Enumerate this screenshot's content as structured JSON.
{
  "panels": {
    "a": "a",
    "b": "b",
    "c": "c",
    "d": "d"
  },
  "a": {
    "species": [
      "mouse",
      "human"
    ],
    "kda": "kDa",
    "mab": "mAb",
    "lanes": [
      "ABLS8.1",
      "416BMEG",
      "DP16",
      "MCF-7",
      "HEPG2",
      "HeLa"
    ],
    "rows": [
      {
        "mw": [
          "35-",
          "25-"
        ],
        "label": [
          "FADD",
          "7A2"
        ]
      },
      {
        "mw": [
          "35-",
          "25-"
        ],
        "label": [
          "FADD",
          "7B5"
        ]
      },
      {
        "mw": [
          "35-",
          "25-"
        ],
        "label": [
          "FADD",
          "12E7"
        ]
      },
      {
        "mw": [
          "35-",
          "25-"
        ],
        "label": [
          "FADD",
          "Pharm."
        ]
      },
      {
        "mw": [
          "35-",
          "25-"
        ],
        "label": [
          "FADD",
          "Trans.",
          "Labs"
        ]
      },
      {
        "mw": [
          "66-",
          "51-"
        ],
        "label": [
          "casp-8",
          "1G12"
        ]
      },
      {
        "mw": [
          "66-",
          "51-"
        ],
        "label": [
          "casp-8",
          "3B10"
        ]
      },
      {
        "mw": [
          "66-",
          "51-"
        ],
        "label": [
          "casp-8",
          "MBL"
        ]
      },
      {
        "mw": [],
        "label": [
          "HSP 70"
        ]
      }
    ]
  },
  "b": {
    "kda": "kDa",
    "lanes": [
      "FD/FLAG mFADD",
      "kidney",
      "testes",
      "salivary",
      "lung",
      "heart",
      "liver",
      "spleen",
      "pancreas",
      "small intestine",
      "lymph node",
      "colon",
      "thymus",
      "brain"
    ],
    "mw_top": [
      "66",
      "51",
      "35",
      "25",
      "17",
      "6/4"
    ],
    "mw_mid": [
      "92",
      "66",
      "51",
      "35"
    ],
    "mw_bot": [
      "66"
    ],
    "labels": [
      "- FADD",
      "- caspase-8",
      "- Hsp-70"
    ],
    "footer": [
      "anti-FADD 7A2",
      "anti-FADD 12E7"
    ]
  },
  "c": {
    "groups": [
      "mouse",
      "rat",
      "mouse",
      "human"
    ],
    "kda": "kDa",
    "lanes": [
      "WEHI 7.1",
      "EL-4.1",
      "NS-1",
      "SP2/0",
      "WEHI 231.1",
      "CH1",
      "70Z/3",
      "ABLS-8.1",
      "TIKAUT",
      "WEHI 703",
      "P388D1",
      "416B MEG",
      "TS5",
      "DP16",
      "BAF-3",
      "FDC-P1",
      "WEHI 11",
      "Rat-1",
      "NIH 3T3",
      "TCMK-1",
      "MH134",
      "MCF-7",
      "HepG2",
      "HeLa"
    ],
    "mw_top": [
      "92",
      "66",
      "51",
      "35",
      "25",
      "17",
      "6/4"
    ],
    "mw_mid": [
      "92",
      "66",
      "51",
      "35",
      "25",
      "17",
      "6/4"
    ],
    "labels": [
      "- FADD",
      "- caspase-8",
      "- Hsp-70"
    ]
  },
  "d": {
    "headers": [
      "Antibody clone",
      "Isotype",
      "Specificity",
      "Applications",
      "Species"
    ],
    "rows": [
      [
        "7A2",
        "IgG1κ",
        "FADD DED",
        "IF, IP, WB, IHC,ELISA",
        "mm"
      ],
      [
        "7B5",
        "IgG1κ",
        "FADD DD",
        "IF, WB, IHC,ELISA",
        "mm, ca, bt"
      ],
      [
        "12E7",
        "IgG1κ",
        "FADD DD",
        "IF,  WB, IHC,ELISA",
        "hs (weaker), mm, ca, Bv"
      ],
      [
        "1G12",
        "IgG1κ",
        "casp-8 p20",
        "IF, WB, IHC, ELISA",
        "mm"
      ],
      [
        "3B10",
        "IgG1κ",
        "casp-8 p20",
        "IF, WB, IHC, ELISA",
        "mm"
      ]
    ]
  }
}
○ ○ ○ ○ ○
[Work item]
From the listing above, return every line that contains the word "ELISA".

[The completed task]
        "IF, IP, WB, IHC,ELISA",
        "IF, WB, IHC,ELISA",
        "IF,  WB, IHC,ELISA",
        "IF, WB, IHC, ELISA",
        "IF, WB, IHC, ELISA",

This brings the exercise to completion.